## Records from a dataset

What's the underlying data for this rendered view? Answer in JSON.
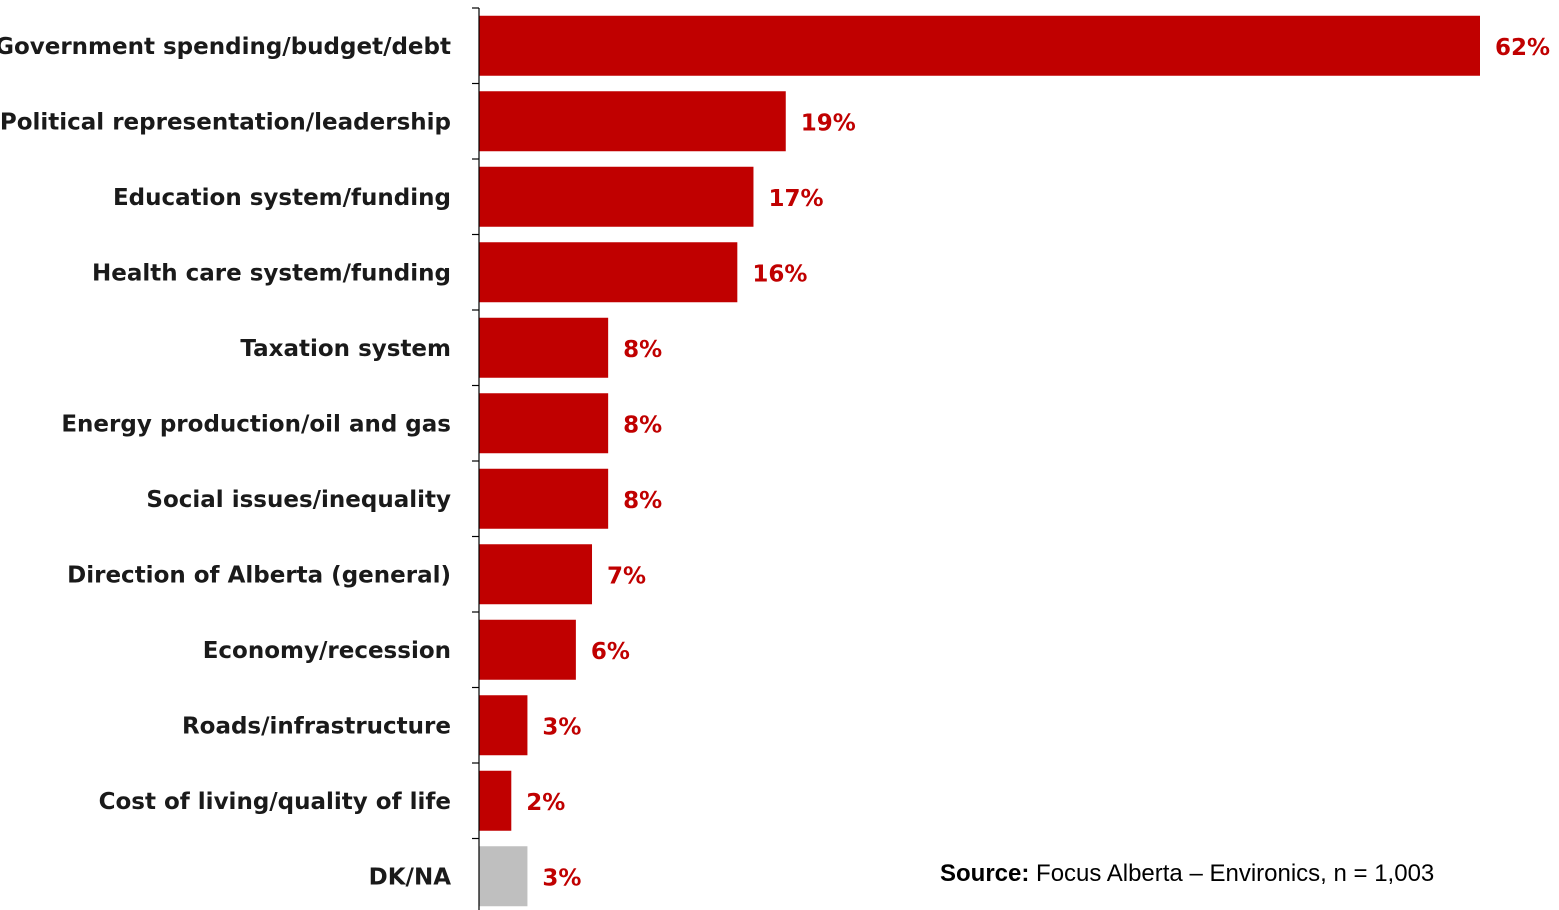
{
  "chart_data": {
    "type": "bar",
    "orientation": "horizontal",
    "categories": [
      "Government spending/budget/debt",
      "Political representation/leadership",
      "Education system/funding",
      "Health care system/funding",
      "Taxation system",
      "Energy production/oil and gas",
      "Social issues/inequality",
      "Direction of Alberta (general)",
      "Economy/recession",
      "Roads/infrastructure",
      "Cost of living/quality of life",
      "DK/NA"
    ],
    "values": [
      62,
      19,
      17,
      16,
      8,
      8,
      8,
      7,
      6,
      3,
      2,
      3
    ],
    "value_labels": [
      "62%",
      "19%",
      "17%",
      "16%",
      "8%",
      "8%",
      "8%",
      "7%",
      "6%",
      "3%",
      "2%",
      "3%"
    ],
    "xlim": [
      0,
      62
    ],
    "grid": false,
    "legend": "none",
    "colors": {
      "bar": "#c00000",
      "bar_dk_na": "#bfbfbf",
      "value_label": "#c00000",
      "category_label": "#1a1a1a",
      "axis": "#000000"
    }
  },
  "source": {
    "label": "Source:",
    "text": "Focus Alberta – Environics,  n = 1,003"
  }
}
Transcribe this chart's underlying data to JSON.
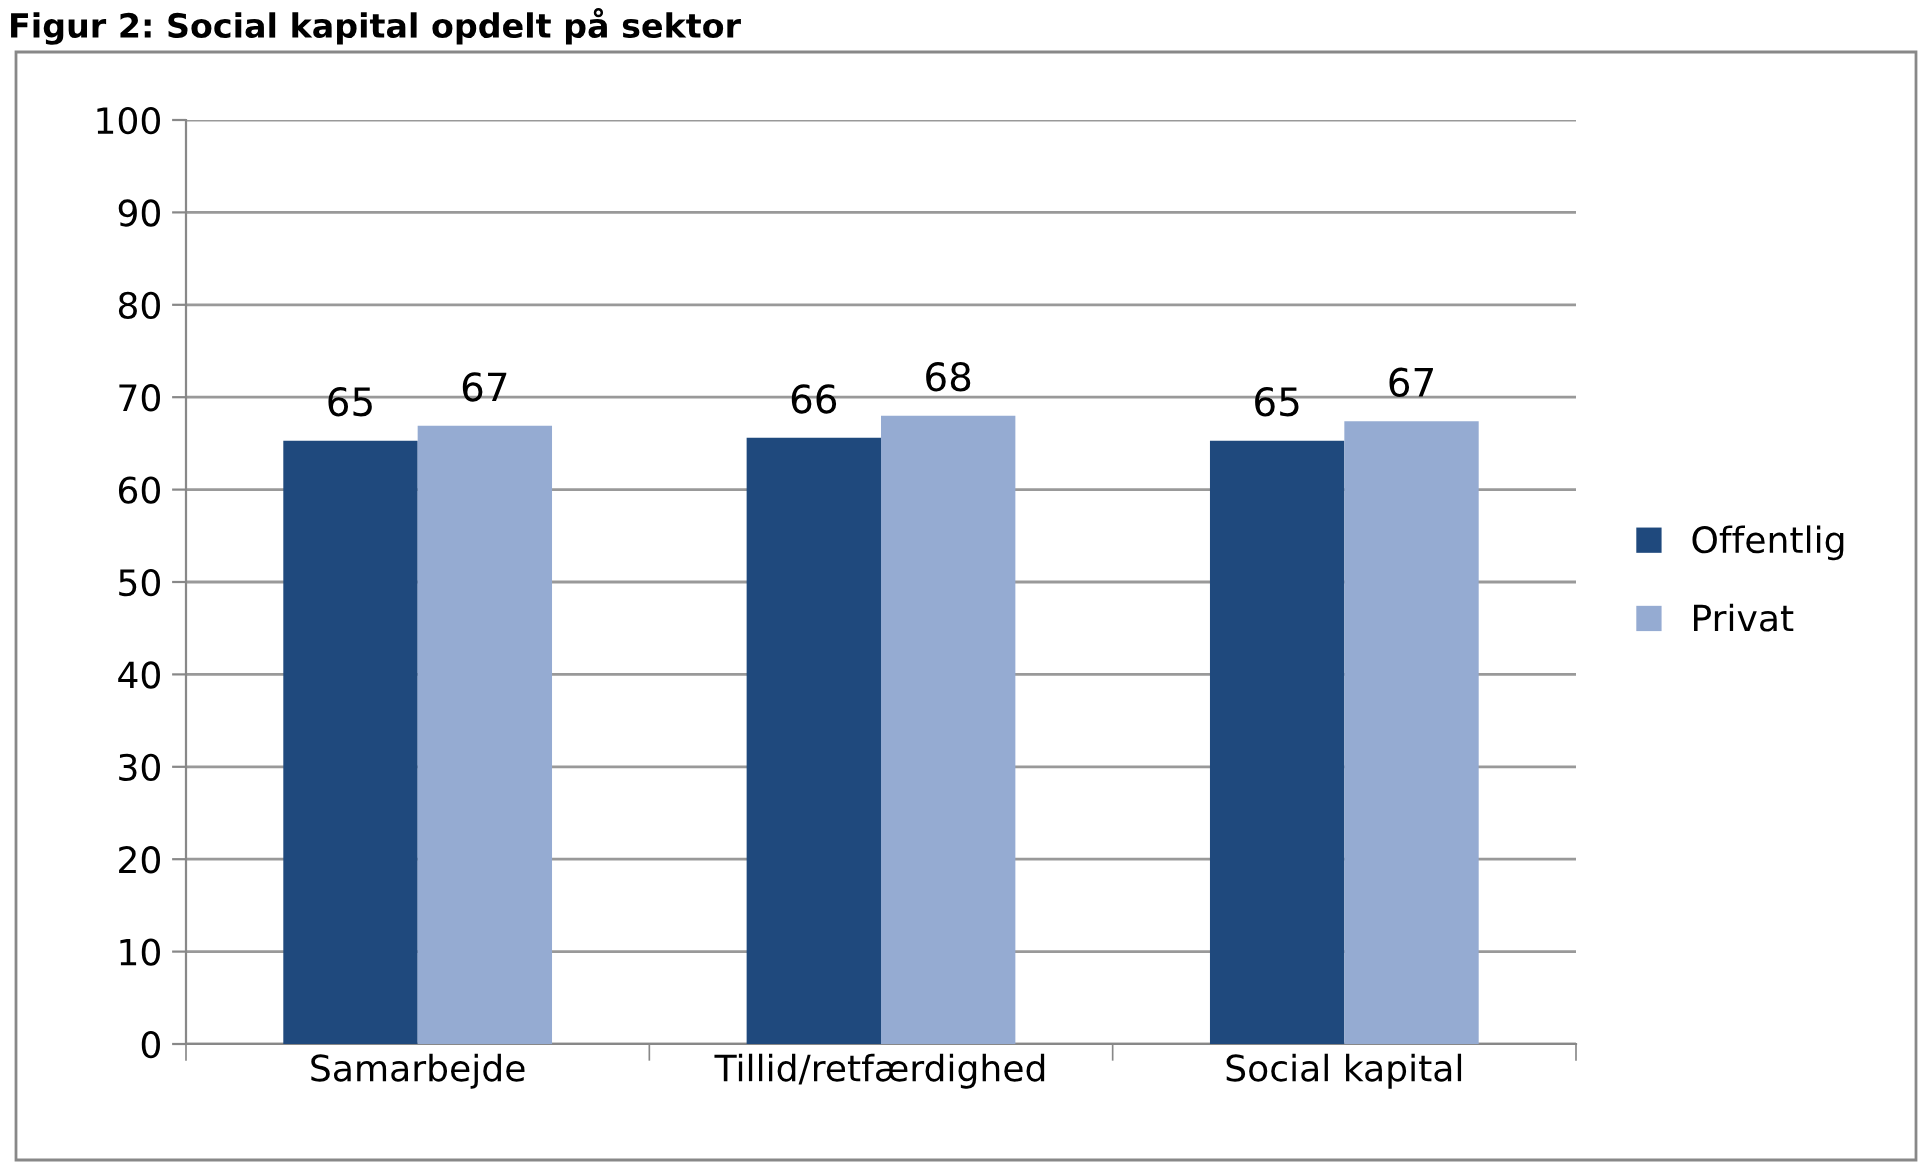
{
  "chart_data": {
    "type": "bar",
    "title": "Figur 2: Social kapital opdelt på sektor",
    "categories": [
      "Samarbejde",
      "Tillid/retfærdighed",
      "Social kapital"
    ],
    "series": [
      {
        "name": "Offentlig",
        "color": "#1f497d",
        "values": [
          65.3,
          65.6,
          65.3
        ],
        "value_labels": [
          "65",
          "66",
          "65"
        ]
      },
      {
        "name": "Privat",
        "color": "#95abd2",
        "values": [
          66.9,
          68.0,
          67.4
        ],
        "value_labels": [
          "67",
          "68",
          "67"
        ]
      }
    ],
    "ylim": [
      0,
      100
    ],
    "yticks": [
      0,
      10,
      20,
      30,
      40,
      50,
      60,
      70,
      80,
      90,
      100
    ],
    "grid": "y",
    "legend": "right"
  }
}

## EXERCISE DETAILS
In your copy, leave out the pictures and reproduce the material above exactly.

## ANSWER TO THE EXERCISE
What's the underlying data for this rendered view? Answer in JSON.
{
  "chart_data": {
    "type": "bar",
    "orientation": "horizontal",
    "categories": [
      "Government spending/budget/debt",
      "Political representation/leadership",
      "Education system/funding",
      "Health care system/funding",
      "Taxation system",
      "Energy production/oil and gas",
      "Social issues/inequality",
      "Direction of Alberta (general)",
      "Economy/recession",
      "Roads/infrastructure",
      "Cost of living/quality of life",
      "DK/NA"
    ],
    "values": [
      62,
      19,
      17,
      16,
      8,
      8,
      8,
      7,
      6,
      3,
      2,
      3
    ],
    "value_labels": [
      "62%",
      "19%",
      "17%",
      "16%",
      "8%",
      "8%",
      "8%",
      "7%",
      "6%",
      "3%",
      "2%",
      "3%"
    ],
    "xlim": [
      0,
      62
    ],
    "grid": false,
    "legend": "none",
    "colors": {
      "bar": "#c00000",
      "bar_dk_na": "#bfbfbf",
      "value_label": "#c00000",
      "category_label": "#1a1a1a",
      "axis": "#000000"
    }
  },
  "source": {
    "label": "Source:",
    "text": "Focus Alberta – Environics,  n = 1,003"
  }
}
Transcribe this chart's underlying data to JSON.
{
  "chart_data": {
    "type": "bar",
    "title": "Figur 2: Social kapital opdelt på sektor",
    "categories": [
      "Samarbejde",
      "Tillid/retfærdighed",
      "Social kapital"
    ],
    "series": [
      {
        "name": "Offentlig",
        "color": "#1f497d",
        "values": [
          65.3,
          65.6,
          65.3
        ],
        "value_labels": [
          "65",
          "66",
          "65"
        ]
      },
      {
        "name": "Privat",
        "color": "#95abd2",
        "values": [
          66.9,
          68.0,
          67.4
        ],
        "value_labels": [
          "67",
          "68",
          "67"
        ]
      }
    ],
    "ylim": [
      0,
      100
    ],
    "yticks": [
      0,
      10,
      20,
      30,
      40,
      50,
      60,
      70,
      80,
      90,
      100
    ],
    "grid": "y",
    "legend": "right"
  }
}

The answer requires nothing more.